Table of Contents

Application update

Tharga.Wpf integrates Velopack to keep installed copies of an application current. Updates can run on startup (via the splash), on a recurring timer, or on demand from your own UI.

Configuration

protected override void Options(ThargaWpfOptions options)
{
    options.UpdateSystem = UpdateSystem.Velopack;
    options.UpdateIntervalCheck = TimeSpan.FromHours(1);
    options.UpdateLocation += config => new Uri(config["UpdateUrl"]).ToString();
}
Option Meaning
UpdateSystem None (default) or Velopack. When None, no update checks happen — the splash still shows for branding.
UpdateIntervalCheck Time between background checks. TimeSpan.Zero (or null) disables the timer; updates still happen on startup if you pass checkForUpdates: true. The first check fires after one interval (e.g. an hour after launch, not immediately).
UpdateLocation A delegate that resolves the URL the Velopack release lives at (the directory containing RELEASES). Receives IConfiguration so it can read appsettings.json.

Startup check via splash

this.StartMainWindow<MainWindow>(showSplash: true, checkForUpdates: true);

The splash appears, Velopack queries the update URL, and if a new release is available the splash stays open (close button hidden, progress bar shown) until the install completes. On success the application restarts into the new version. On failure the close button reappears with an error message so the user can dismiss the splash and continue running the current version.

On-demand check

Call CheckForUpdateAsync to trigger a silent check from your own code — e.g. from a "Check for updates" menu item:

var update = ApplicationBase.GetService<IApplicationUpdateStateService>();
await update.CheckForUpdateAsync(source: "menu");

Subscribe to UpdateInfoEvent if you want to show your own UI when a new version is found:

update.UpdateInfoEvent += (_, args) =>
{
    // args carries version info — show a dialog, a tray balloon, etc.
};

Periodic timer

When UpdateIntervalCheck is set, a background timer calls UpdateClientApplication with silent: true. The check runs without UI; the splash appears only when an actual update needs to download. If you do not want timer-driven updates, leave UpdateIntervalCheck at TimeSpan.Zero (or null) and use CheckForUpdateAsync from your menu.

Pre-restart cleanup

Before a Velopack restart, Tharga.Wpf does two things automatically:

  1. Closes all open tabs via ITabNavigationStateService.CloseAllTabsAsync. Tabs that override OnCloseAsync get to run their close handlers before the restart. The dispatch happens on the UI thread.
  2. Releases the single-instance lock if AllowMultipleApplications = false so the updated process can acquire it cleanly.

You don't have to wire either step manually — ApplicationUpdateStateServiceBase.BeforeRestartAsync handles both.

About menu pattern

To show version info + "Check for updates" in one panel, open the splash with checkForUpdates: true, showCloseButton: true:

public ICommand AboutCommand => new RelayCommand(async _ =>
{
    var update = ApplicationBase.GetService<IApplicationUpdateStateService>();
    await update.ShowSplashAsync(checkForUpdates: true, showCloseButton: true);
});

The user sees the splash with version + environment, the update check runs, and the close button stays visible so they can dismiss the splash whenever they like.

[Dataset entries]

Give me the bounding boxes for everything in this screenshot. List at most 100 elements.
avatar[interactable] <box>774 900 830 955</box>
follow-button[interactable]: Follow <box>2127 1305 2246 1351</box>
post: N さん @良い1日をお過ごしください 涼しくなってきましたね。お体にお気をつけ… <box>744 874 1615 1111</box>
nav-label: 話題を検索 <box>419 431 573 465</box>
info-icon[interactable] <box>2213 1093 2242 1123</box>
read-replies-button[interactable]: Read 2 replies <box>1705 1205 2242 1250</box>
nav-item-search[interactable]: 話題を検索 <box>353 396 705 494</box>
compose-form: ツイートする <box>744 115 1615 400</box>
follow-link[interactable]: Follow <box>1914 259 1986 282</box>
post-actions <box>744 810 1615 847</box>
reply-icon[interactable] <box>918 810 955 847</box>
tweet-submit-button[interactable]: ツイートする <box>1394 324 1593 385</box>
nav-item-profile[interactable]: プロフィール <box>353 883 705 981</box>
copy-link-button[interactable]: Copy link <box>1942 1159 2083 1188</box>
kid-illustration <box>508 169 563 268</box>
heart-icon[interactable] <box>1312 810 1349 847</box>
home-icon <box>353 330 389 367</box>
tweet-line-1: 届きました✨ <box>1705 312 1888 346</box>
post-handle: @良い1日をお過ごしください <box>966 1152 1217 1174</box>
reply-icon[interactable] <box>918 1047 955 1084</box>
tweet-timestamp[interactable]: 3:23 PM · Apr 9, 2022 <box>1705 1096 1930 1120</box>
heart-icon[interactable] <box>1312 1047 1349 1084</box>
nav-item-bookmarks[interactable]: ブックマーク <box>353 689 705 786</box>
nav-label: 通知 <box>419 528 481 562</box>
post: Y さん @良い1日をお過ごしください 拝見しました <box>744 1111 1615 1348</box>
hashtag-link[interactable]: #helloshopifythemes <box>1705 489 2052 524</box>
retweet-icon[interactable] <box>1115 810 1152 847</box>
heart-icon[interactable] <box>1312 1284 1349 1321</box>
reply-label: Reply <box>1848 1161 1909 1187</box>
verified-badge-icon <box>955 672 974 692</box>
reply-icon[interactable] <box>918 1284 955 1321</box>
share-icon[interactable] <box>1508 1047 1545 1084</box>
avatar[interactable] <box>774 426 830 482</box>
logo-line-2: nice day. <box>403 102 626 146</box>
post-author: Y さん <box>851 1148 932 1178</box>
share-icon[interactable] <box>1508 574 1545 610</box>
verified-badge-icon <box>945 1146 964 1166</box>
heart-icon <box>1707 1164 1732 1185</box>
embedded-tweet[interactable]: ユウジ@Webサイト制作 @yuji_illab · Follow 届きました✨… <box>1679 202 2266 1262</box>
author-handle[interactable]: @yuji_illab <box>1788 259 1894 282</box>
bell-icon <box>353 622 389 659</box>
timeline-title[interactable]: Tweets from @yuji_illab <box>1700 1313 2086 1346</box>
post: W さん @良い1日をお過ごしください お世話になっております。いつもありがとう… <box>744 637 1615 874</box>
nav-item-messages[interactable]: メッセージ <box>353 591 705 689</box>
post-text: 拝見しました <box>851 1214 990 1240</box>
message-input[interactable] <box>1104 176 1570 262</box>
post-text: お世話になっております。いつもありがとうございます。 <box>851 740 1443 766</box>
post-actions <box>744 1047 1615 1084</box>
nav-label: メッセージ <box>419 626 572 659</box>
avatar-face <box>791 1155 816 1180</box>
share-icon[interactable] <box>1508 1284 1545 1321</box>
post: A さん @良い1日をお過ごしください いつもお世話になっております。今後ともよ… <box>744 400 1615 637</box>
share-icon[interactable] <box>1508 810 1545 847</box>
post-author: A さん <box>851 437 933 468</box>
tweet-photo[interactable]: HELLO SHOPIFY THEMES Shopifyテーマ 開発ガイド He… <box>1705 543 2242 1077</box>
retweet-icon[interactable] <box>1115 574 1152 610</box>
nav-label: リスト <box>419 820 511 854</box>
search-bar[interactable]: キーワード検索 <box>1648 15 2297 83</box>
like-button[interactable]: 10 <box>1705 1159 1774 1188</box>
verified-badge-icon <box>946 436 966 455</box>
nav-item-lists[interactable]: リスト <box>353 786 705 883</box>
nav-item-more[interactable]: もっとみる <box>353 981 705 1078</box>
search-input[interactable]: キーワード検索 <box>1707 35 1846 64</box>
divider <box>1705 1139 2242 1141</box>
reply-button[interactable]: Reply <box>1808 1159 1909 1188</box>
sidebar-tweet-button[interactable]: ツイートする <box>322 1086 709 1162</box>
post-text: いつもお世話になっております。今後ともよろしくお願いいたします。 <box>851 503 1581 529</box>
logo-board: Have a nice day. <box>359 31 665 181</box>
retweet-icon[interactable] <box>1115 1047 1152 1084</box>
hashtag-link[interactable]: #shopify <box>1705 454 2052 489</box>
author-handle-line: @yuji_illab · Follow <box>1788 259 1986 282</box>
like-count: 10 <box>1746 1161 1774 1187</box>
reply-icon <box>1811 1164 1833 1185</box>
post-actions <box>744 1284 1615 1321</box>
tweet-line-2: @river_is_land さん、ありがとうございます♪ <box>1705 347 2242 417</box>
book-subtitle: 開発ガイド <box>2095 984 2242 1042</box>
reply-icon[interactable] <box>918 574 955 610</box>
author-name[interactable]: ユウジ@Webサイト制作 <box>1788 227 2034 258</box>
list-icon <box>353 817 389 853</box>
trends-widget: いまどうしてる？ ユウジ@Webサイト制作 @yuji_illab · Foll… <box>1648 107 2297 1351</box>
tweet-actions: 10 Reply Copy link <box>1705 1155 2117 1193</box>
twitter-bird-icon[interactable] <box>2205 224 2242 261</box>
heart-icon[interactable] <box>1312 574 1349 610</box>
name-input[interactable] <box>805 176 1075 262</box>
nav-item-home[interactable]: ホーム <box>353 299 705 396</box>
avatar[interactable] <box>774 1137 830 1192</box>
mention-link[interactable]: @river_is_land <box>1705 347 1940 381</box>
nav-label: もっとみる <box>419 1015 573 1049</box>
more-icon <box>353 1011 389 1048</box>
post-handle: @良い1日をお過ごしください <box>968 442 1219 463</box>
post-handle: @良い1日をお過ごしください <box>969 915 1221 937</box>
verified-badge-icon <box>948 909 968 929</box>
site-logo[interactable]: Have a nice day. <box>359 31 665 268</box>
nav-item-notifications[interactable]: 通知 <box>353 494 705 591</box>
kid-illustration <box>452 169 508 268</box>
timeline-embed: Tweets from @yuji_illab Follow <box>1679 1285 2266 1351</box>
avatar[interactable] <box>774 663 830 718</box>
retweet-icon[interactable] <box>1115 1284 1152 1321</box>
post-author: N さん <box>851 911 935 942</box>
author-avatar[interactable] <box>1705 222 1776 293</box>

## WHAT YOU NEED TO DO
1) In the application update documentation, when does the first background update check fire?
2) Extract the stretch of the application update documentation from "Tharga.Wpf integrates Velopack" through "shows for branding.".

## EXERCISE RESULTS
1) It fires after one interval, such as an hour after launch, not immediately.

2)
Tharga.Wpf integrates Velopack to keep installed copies of an application current. Updates can run on startup (via the splash), on a recurring timer, or on demand from your own UI.

Configuration

protected override void Options(ThargaWpfOptions options)
{
    options.UpdateSystem = UpdateSystem.Velopack;
    options.UpdateIntervalCheck = TimeSpan.FromHours(1);
    options.UpdateLocation += config => new Uri(config["UpdateUrl"]).ToString();
}
Option Meaning
UpdateSystem None (default) or Velopack. When None, no update checks happen — the splash still shows for branding.